▶

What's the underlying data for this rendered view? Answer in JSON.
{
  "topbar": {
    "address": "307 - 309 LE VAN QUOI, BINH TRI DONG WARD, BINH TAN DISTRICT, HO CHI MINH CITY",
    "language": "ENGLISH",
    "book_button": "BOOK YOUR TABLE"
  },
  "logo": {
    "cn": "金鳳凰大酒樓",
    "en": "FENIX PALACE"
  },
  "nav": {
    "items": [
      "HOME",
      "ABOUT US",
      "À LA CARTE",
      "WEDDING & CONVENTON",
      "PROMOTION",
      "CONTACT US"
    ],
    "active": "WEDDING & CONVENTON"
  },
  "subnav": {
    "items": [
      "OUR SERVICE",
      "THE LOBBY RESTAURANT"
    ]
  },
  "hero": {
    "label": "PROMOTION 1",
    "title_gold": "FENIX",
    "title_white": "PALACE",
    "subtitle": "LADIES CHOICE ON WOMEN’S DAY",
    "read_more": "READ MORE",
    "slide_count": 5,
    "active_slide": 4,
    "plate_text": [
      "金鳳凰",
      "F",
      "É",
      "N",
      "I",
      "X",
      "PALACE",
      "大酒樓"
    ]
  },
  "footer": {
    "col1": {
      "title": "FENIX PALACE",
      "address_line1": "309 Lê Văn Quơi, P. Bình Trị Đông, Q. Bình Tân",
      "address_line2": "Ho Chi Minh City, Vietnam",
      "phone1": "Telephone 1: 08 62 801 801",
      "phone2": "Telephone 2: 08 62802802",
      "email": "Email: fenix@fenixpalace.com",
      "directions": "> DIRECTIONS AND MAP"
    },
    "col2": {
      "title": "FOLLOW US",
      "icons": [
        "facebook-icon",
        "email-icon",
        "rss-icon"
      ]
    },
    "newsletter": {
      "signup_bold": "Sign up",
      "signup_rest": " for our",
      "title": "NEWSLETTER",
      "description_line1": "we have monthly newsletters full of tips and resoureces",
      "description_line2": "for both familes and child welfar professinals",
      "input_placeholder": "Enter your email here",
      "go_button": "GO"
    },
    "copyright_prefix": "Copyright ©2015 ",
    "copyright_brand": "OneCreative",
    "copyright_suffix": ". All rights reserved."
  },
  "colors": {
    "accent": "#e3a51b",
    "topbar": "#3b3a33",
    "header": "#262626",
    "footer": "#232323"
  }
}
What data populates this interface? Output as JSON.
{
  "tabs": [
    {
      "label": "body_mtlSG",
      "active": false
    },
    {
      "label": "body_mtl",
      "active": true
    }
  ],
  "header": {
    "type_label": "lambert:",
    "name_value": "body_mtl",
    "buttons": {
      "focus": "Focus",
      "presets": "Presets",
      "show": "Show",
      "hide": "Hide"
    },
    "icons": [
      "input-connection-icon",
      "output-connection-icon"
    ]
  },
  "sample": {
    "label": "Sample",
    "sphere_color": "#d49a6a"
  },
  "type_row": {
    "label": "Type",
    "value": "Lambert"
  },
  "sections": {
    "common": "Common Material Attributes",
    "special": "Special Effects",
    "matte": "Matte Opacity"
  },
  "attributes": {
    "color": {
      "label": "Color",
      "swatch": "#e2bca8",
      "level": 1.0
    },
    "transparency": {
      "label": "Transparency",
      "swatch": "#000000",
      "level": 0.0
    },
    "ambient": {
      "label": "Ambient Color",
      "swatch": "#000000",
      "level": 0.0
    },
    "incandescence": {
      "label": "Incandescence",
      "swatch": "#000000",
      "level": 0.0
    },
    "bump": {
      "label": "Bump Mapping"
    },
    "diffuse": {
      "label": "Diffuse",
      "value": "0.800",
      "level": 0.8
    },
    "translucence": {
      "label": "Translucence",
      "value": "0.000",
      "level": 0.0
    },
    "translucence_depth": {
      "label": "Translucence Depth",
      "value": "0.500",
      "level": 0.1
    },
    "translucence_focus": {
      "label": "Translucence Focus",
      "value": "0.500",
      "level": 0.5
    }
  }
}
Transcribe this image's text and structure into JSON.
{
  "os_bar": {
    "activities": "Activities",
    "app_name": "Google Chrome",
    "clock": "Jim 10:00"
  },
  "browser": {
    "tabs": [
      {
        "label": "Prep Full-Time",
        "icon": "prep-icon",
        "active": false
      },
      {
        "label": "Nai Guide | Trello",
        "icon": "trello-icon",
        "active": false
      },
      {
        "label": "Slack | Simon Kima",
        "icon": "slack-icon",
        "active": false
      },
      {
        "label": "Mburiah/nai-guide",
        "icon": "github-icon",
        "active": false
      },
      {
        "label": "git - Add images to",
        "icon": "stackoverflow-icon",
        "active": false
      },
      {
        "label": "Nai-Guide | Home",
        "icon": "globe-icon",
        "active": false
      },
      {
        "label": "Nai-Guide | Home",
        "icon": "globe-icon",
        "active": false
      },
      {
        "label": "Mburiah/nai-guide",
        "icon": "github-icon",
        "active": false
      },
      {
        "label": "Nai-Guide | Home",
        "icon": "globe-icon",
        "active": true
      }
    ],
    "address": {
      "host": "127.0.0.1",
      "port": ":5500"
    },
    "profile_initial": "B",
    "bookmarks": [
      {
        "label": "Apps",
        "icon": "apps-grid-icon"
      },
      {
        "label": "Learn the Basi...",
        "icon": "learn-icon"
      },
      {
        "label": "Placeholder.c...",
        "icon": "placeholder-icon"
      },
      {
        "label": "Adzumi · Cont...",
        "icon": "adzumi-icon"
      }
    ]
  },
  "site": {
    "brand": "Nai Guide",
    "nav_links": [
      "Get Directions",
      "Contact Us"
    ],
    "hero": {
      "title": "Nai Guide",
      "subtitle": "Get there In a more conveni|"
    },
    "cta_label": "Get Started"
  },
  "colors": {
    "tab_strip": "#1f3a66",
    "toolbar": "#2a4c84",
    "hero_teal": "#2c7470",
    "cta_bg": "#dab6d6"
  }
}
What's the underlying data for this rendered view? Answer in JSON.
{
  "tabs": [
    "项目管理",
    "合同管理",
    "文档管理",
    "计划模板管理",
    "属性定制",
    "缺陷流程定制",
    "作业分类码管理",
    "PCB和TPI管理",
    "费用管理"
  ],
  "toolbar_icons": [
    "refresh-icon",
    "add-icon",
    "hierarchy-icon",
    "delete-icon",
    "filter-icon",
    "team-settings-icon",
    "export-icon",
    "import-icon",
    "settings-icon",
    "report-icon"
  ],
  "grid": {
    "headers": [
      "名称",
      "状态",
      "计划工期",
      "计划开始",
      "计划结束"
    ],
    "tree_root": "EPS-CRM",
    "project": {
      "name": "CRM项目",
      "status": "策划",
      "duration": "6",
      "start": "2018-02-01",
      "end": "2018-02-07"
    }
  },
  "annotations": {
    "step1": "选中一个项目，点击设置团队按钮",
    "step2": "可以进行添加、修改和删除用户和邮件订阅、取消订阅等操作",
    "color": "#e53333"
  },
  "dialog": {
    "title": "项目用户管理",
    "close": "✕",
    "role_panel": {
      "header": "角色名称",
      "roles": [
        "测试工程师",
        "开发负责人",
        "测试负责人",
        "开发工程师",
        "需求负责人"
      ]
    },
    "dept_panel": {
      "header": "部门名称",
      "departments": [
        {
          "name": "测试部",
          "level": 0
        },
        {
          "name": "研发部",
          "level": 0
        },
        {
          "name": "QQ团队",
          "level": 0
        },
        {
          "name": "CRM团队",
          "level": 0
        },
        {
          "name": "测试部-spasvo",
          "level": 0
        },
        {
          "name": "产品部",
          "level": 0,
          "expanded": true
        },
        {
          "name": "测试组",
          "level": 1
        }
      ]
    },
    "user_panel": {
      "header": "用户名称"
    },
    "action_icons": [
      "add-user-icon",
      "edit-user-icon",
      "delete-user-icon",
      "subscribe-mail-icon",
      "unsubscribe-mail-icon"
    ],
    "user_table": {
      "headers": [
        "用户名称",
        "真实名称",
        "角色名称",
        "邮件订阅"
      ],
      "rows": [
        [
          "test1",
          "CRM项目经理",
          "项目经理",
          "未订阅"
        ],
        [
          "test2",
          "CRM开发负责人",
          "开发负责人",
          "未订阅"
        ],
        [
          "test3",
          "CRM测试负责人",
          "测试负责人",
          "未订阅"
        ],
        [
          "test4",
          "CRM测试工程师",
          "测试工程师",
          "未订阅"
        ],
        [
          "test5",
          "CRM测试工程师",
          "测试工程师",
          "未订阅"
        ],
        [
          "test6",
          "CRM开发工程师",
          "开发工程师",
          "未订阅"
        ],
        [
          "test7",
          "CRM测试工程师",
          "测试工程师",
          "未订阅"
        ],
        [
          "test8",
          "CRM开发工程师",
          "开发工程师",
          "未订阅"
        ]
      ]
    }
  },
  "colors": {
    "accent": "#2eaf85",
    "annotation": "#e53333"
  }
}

◀

What to produce:
Report how many lines in these entries contain "connection". Answer with the number only.

Exercise solution:
2